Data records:
━━━━━━━━

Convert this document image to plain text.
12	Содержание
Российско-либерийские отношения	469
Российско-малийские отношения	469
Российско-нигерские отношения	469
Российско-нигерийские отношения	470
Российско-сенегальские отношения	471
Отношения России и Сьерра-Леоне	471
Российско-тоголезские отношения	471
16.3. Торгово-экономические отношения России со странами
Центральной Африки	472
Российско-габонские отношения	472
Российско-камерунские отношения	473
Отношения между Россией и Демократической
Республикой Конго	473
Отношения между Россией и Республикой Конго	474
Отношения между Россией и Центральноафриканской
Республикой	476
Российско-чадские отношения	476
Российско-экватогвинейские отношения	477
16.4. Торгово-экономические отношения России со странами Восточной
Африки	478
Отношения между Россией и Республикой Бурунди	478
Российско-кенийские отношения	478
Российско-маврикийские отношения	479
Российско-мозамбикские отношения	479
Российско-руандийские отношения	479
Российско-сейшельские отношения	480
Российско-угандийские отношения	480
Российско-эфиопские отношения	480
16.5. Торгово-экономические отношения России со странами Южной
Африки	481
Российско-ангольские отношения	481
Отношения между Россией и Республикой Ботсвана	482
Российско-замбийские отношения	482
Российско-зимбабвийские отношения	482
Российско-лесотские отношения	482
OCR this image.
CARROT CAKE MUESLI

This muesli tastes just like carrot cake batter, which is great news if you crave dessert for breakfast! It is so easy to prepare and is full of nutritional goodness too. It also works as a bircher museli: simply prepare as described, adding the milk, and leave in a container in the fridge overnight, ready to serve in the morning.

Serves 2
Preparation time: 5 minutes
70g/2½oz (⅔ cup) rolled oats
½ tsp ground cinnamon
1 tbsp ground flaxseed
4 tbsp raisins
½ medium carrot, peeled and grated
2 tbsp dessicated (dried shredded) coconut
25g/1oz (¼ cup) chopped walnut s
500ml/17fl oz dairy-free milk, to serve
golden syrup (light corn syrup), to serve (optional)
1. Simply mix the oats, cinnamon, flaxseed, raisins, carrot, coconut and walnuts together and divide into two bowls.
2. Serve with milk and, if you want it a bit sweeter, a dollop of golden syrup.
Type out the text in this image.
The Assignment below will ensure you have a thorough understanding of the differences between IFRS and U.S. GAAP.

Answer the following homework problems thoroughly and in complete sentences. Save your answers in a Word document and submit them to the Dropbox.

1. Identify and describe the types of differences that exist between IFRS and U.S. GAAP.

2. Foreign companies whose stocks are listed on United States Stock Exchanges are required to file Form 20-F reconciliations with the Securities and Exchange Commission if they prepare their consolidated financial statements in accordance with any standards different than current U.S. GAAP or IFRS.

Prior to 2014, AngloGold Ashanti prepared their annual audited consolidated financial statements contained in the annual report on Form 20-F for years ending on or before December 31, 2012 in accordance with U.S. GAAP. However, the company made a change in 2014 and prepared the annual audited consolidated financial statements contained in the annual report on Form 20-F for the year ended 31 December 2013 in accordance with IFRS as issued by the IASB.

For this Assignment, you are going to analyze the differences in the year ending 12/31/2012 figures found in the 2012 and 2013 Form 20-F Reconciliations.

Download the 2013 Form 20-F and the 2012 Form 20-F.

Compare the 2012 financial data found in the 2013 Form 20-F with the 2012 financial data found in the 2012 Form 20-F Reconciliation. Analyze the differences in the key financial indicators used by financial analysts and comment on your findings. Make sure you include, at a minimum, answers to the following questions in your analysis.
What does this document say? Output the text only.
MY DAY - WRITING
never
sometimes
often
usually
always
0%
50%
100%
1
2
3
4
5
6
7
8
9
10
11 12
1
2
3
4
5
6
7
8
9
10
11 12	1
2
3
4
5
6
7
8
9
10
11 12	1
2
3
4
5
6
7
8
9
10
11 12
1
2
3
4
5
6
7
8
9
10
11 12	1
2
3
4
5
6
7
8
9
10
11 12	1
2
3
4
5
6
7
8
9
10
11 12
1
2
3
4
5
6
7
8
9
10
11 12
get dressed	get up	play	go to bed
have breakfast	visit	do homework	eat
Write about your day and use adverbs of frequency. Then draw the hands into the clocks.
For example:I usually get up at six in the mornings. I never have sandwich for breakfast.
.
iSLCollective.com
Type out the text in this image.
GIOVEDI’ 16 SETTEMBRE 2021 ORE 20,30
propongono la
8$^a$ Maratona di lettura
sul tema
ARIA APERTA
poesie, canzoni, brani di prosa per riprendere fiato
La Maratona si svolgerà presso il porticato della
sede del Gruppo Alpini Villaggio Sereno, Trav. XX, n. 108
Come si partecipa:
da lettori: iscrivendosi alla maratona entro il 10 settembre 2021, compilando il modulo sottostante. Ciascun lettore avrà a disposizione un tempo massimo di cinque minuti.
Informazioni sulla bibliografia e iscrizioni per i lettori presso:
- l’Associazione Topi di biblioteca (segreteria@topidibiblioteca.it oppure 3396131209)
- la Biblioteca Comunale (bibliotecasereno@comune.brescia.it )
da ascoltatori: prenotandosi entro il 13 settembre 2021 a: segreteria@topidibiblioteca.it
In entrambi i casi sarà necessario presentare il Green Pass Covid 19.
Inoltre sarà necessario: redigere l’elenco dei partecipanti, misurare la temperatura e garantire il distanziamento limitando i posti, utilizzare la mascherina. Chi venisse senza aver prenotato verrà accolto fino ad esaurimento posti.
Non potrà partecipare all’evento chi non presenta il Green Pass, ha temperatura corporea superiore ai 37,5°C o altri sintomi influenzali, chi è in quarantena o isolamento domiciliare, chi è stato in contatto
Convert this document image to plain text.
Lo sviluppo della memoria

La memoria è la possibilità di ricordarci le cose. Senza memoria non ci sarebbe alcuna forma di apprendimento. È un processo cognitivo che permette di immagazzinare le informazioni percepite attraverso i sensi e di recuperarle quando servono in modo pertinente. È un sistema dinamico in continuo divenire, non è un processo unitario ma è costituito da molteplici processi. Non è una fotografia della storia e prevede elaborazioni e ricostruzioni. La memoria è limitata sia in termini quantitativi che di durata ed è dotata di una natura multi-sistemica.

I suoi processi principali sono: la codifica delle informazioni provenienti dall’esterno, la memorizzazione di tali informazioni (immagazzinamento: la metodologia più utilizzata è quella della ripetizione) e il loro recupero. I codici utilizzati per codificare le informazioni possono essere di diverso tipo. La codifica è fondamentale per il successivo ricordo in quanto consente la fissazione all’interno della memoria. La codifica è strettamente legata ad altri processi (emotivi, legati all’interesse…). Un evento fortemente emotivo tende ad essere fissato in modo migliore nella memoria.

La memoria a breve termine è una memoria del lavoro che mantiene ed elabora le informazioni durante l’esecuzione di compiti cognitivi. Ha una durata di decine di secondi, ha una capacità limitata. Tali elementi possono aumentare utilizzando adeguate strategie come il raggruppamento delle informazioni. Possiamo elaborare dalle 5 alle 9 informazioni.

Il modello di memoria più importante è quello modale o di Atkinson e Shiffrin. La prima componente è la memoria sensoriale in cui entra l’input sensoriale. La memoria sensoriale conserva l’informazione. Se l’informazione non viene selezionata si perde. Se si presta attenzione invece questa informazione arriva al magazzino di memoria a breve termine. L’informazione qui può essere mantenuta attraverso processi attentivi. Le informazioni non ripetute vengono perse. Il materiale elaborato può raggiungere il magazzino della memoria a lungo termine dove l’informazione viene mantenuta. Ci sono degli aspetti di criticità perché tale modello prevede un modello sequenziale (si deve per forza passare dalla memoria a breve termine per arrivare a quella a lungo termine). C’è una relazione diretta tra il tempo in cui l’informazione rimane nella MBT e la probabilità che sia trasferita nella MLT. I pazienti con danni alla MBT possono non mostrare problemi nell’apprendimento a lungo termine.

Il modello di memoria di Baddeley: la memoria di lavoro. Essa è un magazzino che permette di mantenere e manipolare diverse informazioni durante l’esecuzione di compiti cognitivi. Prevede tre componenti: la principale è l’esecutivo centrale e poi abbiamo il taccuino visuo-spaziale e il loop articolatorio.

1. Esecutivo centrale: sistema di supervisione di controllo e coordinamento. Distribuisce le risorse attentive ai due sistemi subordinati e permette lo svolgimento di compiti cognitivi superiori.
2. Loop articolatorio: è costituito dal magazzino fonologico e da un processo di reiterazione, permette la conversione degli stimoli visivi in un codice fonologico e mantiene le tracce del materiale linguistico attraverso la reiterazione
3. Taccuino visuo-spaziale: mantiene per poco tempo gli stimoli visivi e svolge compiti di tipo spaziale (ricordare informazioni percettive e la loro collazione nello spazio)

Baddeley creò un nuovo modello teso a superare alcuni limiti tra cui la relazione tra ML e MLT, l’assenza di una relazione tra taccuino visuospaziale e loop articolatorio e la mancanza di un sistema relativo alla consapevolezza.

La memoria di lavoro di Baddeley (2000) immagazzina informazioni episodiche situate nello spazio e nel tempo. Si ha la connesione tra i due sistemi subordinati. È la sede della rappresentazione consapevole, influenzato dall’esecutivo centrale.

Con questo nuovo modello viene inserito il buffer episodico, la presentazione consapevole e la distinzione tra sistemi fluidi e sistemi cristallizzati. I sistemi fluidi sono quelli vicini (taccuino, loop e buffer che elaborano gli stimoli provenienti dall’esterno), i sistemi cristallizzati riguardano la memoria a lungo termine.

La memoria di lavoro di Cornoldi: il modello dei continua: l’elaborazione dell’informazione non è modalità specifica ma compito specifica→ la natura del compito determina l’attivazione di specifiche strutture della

━━━━━━━━

§ TASK GOAL: Pull out each line of the entries that contains "presso".

§ ANSWER TO THIS TASK:
La Maratona si svolgerà presso il porticato della
Informazioni sulla bibliografia e iscrizioni per i lettori presso:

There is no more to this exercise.